Extracted data entries
↓
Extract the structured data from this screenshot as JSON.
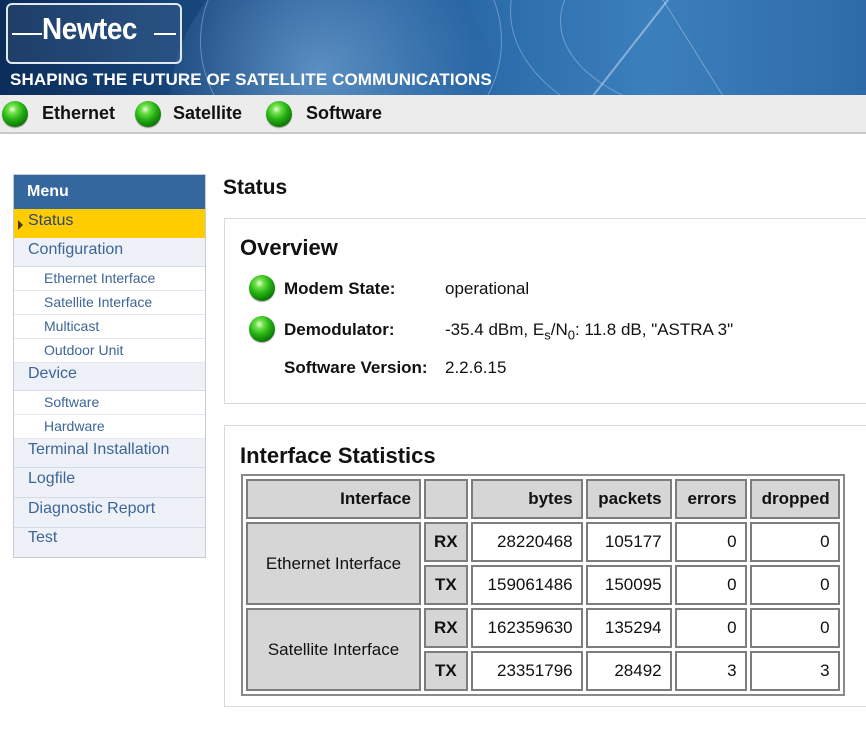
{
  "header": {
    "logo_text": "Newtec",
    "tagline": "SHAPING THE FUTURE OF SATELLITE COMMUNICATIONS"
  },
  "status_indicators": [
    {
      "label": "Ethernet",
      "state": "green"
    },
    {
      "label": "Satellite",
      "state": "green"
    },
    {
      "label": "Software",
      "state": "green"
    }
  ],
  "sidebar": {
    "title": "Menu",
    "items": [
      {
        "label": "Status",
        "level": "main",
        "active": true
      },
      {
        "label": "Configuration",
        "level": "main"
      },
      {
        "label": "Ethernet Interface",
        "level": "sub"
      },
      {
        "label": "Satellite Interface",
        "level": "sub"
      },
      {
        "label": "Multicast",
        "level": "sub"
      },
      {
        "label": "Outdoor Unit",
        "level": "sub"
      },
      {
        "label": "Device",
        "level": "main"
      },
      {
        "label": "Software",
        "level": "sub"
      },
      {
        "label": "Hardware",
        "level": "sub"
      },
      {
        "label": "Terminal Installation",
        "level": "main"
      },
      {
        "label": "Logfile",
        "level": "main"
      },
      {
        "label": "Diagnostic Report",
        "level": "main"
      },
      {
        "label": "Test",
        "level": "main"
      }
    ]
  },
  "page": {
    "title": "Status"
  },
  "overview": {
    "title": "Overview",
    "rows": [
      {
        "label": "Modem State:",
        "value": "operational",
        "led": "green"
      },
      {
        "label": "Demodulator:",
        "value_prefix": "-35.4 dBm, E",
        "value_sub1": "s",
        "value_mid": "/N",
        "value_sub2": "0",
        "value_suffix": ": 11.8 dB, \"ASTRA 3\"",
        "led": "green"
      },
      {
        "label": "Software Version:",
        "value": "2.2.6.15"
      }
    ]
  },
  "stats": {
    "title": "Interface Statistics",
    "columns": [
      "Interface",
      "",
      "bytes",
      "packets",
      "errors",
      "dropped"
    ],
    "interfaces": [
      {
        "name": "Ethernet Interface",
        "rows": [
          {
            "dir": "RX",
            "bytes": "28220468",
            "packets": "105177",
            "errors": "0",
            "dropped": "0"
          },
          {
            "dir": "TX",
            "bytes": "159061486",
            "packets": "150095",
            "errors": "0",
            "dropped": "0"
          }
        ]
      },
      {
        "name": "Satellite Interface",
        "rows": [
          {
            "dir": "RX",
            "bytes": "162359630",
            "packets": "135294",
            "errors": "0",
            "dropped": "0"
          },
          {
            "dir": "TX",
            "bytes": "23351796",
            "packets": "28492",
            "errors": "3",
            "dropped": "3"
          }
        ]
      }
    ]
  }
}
↑
↓
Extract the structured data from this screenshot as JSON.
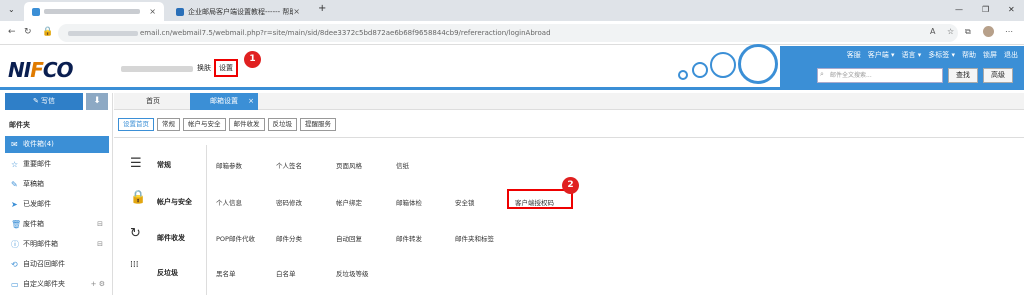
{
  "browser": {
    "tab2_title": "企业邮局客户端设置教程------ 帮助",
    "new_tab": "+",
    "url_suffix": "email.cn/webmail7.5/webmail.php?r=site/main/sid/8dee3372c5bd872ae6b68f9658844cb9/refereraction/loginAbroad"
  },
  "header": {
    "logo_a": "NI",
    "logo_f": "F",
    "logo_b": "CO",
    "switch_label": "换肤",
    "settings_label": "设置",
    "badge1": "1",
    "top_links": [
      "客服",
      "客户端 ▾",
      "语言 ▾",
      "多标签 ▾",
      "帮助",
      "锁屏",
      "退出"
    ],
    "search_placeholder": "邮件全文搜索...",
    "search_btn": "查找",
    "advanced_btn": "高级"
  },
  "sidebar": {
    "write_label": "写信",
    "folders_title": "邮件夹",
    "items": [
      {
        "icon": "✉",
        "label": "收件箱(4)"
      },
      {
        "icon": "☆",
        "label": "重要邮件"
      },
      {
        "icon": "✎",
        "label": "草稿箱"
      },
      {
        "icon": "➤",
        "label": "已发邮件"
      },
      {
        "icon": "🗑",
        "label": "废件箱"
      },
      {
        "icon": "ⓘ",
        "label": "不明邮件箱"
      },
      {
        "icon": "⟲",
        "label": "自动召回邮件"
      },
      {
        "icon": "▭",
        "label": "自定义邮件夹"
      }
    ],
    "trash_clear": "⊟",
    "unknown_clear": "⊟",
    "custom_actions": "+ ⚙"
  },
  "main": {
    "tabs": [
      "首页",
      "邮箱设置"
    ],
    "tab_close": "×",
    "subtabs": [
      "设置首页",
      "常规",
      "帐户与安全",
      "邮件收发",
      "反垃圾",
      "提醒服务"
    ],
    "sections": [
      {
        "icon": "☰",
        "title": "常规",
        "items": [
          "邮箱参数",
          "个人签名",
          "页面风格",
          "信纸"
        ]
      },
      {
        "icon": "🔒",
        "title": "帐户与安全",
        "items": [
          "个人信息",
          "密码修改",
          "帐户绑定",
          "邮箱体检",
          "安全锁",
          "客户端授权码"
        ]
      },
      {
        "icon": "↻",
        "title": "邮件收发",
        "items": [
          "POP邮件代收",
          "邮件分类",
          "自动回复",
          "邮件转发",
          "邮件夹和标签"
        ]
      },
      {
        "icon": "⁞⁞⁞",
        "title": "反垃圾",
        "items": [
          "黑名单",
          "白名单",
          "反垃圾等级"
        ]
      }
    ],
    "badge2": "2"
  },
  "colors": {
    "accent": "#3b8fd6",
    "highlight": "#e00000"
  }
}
↑
* **JOB**:
Take each line containing the string "packets" and copy it out.

* **THE RESULT**:
      "packets",
            "packets": "105177",
            "packets": "150095",
            "packets": "135294",
            "packets": "28492",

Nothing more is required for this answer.